TASK DETAILS
What follows is a listing. Return every line of it exactly.

--- EXTRACTED INFORMATION ---

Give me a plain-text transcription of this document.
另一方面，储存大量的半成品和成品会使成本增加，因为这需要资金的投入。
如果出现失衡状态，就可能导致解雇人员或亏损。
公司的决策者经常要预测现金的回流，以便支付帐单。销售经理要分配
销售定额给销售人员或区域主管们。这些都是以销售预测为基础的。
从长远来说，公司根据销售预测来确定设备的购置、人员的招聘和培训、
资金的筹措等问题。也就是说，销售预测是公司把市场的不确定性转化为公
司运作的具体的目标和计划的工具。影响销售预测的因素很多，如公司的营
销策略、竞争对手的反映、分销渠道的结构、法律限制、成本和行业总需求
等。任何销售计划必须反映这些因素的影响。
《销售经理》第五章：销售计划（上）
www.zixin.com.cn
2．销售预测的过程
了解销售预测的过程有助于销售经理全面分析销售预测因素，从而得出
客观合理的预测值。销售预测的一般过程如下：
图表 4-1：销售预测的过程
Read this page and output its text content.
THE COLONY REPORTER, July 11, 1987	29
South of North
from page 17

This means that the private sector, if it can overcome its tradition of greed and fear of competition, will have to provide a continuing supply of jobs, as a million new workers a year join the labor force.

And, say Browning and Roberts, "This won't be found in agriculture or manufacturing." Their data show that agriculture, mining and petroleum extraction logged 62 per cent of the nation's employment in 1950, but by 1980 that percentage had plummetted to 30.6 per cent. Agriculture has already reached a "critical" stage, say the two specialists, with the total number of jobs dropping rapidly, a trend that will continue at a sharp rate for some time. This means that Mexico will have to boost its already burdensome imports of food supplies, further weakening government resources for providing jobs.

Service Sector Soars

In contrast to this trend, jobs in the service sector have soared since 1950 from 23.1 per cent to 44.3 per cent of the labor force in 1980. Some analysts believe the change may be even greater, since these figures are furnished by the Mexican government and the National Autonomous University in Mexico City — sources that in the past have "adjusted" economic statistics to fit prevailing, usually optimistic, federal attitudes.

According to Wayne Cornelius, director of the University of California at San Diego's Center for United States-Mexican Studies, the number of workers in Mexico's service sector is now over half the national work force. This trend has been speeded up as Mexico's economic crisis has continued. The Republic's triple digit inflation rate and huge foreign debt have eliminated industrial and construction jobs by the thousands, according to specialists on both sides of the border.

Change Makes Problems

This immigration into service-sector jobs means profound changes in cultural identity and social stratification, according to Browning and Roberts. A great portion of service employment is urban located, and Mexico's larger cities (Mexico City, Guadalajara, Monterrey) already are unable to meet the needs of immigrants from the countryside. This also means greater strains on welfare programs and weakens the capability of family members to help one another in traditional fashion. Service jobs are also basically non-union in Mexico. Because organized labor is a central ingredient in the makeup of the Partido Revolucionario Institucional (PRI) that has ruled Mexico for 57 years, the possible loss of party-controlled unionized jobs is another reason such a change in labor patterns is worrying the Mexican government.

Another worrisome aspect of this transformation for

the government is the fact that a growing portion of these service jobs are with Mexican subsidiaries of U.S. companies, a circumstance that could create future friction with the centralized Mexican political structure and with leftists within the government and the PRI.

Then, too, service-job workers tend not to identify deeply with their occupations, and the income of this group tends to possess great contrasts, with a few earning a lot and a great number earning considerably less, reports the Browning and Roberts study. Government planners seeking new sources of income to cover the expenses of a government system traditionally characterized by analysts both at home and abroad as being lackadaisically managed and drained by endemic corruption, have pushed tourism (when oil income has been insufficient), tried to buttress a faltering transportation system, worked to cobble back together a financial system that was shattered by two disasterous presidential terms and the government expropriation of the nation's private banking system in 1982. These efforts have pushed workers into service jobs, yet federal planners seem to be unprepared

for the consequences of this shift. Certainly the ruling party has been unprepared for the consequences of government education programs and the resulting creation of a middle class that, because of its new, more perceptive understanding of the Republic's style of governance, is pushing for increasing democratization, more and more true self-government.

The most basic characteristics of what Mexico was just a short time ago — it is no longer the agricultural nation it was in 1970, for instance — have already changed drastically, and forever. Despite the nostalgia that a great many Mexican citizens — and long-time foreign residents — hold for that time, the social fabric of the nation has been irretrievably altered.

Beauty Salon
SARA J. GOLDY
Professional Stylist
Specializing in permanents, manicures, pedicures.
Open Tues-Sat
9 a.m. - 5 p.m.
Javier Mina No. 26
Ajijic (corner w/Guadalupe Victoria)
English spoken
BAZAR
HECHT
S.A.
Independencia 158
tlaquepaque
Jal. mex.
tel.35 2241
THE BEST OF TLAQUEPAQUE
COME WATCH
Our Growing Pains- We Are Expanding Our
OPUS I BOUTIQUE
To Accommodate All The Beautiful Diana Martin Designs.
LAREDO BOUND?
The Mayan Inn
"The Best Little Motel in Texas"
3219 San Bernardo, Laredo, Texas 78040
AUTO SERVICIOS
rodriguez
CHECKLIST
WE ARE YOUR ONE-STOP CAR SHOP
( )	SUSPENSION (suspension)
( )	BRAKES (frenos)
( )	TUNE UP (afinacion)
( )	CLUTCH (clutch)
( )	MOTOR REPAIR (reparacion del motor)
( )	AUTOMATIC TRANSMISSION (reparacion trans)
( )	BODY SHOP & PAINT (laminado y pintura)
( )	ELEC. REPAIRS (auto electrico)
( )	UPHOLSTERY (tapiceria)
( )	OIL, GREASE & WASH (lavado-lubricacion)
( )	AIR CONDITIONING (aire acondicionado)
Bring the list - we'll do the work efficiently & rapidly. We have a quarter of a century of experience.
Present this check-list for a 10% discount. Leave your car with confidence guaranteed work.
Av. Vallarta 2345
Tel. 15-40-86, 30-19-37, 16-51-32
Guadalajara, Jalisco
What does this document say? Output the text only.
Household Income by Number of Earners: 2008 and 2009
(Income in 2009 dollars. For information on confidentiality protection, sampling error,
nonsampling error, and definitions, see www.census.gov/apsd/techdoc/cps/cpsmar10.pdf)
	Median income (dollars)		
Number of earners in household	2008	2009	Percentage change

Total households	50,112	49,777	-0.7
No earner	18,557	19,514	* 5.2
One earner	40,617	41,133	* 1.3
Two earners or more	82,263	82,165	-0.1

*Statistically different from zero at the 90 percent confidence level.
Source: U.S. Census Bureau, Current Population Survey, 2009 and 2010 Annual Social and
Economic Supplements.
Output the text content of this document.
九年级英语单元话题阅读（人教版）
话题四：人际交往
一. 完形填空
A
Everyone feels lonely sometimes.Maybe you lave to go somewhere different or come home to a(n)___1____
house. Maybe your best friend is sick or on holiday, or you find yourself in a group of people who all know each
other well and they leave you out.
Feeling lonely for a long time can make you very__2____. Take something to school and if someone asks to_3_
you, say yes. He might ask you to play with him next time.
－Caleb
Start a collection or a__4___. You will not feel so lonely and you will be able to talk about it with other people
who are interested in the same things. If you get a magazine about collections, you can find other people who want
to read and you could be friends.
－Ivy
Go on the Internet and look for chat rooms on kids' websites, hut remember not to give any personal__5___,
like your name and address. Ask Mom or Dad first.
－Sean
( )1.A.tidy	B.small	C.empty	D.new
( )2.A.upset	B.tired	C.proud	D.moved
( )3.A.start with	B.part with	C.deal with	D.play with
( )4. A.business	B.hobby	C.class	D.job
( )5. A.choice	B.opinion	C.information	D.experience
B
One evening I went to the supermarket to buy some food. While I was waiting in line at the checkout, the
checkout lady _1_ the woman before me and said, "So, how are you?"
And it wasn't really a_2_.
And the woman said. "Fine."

---

RESPONSE BELOW
Give me a plain-text transcription of this document.
另一方面，储存大量的半成品和成品会使成本增加，因为这需要资金的投入。
如果出现失衡状态，就可能导致解雇人员或亏损。
公司的决策者经常要预测现金的回流，以便支付帐单。销售经理要分配
销售定额给销售人员或区域主管们。这些都是以销售预测为基础的。
从长远来说，公司根据销售预测来确定设备的购置、人员的招聘和培训、
资金的筹措等问题。也就是说，销售预测是公司把市场的不确定性转化为公
司运作的具体的目标和计划的工具。影响销售预测的因素很多，如公司的营
销策略、竞争对手的反映、分销渠道的结构、法律限制、成本和行业总需求
等。任何销售计划必须反映这些因素的影响。
《销售经理》第五章：销售计划（上）
www.zixin.com.cn
2．销售预测的过程
了解销售预测的过程有助于销售经理全面分析销售预测因素，从而得出
客观合理的预测值。销售预测的一般过程如下：
图表 4-1：销售预测的过程
Read this page and output its text content.
THE COLONY REPORTER, July 11, 1987	29
South of North
from page 17

This means that the private sector, if it can overcome its tradition of greed and fear of competition, will have to provide a continuing supply of jobs, as a million new workers a year join the labor force.

And, say Browning and Roberts, "This won't be found in agriculture or manufacturing." Their data show that agriculture, mining and petroleum extraction logged 62 per cent of the nation's employment in 1950, but by 1980 that percentage had plummetted to 30.6 per cent. Agriculture has already reached a "critical" stage, say the two specialists, with the total number of jobs dropping rapidly, a trend that will continue at a sharp rate for some time. This means that Mexico will have to boost its already burdensome imports of food supplies, further weakening government resources for providing jobs.

Service Sector Soars

In contrast to this trend, jobs in the service sector have soared since 1950 from 23.1 per cent to 44.3 per cent of the labor force in 1980. Some analysts believe the change may be even greater, since these figures are furnished by the Mexican government and the National Autonomous University in Mexico City — sources that in the past have "adjusted" economic statistics to fit prevailing, usually optimistic, federal attitudes.

According to Wayne Cornelius, director of the University of California at San Diego's Center for United States-Mexican Studies, the number of workers in Mexico's service sector is now over half the national work force. This trend has been speeded up as Mexico's economic crisis has continued. The Republic's triple digit inflation rate and huge foreign debt have eliminated industrial and construction jobs by the thousands, according to specialists on both sides of the border.

Change Makes Problems

This immigration into service-sector jobs means profound changes in cultural identity and social stratification, according to Browning and Roberts. A great portion of service employment is urban located, and Mexico's larger cities (Mexico City, Guadalajara, Monterrey) already are unable to meet the needs of immigrants from the countryside. This also means greater strains on welfare programs and weakens the capability of family members to help one another in traditional fashion. Service jobs are also basically non-union in Mexico. Because organized labor is a central ingredient in the makeup of the Partido Revolucionario Institucional (PRI) that has ruled Mexico for 57 years, the possible loss of party-controlled unionized jobs is another reason such a change in labor patterns is worrying the Mexican government.

Another worrisome aspect of this transformation for

the government is the fact that a growing portion of these service jobs are with Mexican subsidiaries of U.S. companies, a circumstance that could create future friction with the centralized Mexican political structure and with leftists within the government and the PRI.

Then, too, service-job workers tend not to identify deeply with their occupations, and the income of this group tends to possess great contrasts, with a few earning a lot and a great number earning considerably less, reports the Browning and Roberts study. Government planners seeking new sources of income to cover the expenses of a government system traditionally characterized by analysts both at home and abroad as being lackadaisically managed and drained by endemic corruption, have pushed tourism (when oil income has been insufficient), tried to buttress a faltering transportation system, worked to cobble back together a financial system that was shattered by two disasterous presidential terms and the government expropriation of the nation's private banking system in 1982. These efforts have pushed workers into service jobs, yet federal planners seem to be unprepared

for the consequences of this shift. Certainly the ruling party has been unprepared for the consequences of government education programs and the resulting creation of a middle class that, because of its new, more perceptive understanding of the Republic's style of governance, is pushing for increasing democratization, more and more true self-government.

The most basic characteristics of what Mexico was just a short time ago — it is no longer the agricultural nation it was in 1970, for instance — have already changed drastically, and forever. Despite the nostalgia that a great many Mexican citizens — and long-time foreign residents — hold for that time, the social fabric of the nation has been irretrievably altered.

Beauty Salon
SARA J. GOLDY
Professional Stylist
Specializing in permanents, manicures, pedicures.
Open Tues-Sat
9 a.m. - 5 p.m.
Javier Mina No. 26
Ajijic (corner w/Guadalupe Victoria)
English spoken
BAZAR
HECHT
S.A.
Independencia 158
tlaquepaque
Jal. mex.
tel.35 2241
THE BEST OF TLAQUEPAQUE
COME WATCH
Our Growing Pains- We Are Expanding Our
OPUS I BOUTIQUE
To Accommodate All The Beautiful Diana Martin Designs.
LAREDO BOUND?
The Mayan Inn
"The Best Little Motel in Texas"
3219 San Bernardo, Laredo, Texas 78040
AUTO SERVICIOS
rodriguez
CHECKLIST
WE ARE YOUR ONE-STOP CAR SHOP
( )	SUSPENSION (suspension)
( )	BRAKES (frenos)
( )	TUNE UP (afinacion)
( )	CLUTCH (clutch)
( )	MOTOR REPAIR (reparacion del motor)
( )	AUTOMATIC TRANSMISSION (reparacion trans)
( )	BODY SHOP & PAINT (laminado y pintura)
( )	ELEC. REPAIRS (auto electrico)
( )	UPHOLSTERY (tapiceria)
( )	OIL, GREASE & WASH (lavado-lubricacion)
( )	AIR CONDITIONING (aire acondicionado)
Bring the list - we'll do the work efficiently & rapidly. We have a quarter of a century of experience.
Present this check-list for a 10% discount. Leave your car with confidence guaranteed work.
Av. Vallarta 2345
Tel. 15-40-86, 30-19-37, 16-51-32
Guadalajara, Jalisco
What does this document say? Output the text only.
Household Income by Number of Earners: 2008 and 2009
(Income in 2009 dollars. For information on confidentiality protection, sampling error,
nonsampling error, and definitions, see www.census.gov/apsd/techdoc/cps/cpsmar10.pdf)
	Median income (dollars)		
Number of earners in household	2008	2009	Percentage change

Total households	50,112	49,777	-0.7
No earner	18,557	19,514	* 5.2
One earner	40,617	41,133	* 1.3
Two earners or more	82,263	82,165	-0.1

*Statistically different from zero at the 90 percent confidence level.
Source: U.S. Census Bureau, Current Population Survey, 2009 and 2010 Annual Social and
Economic Supplements.
Output the text content of this document.
九年级英语单元话题阅读（人教版）
话题四：人际交往
一. 完形填空
A
Everyone feels lonely sometimes.Maybe you lave to go somewhere different or come home to a(n)___1____
house. Maybe your best friend is sick or on holiday, or you find yourself in a group of people who all know each
other well and they leave you out.
Feeling lonely for a long time can make you very__2____. Take something to school and if someone asks to_3_
you, say yes. He might ask you to play with him next time.
－Caleb
Start a collection or a__4___. You will not feel so lonely and you will be able to talk about it with other people
who are interested in the same things. If you get a magazine about collections, you can find other people who want
to read and you could be friends.
－Ivy
Go on the Internet and look for chat rooms on kids' websites, hut remember not to give any personal__5___,
like your name and address. Ask Mom or Dad first.
－Sean
( )1.A.tidy	B.small	C.empty	D.new
( )2.A.upset	B.tired	C.proud	D.moved
( )3.A.start with	B.part with	C.deal with	D.play with
( )4. A.business	B.hobby	C.class	D.job
( )5. A.choice	B.opinion	C.information	D.experience
B
One evening I went to the supermarket to buy some food. While I was waiting in line at the checkout, the
checkout lady _1_ the woman before me and said, "So, how are you?"
And it wasn't really a_2_.
And the woman said. "Fine."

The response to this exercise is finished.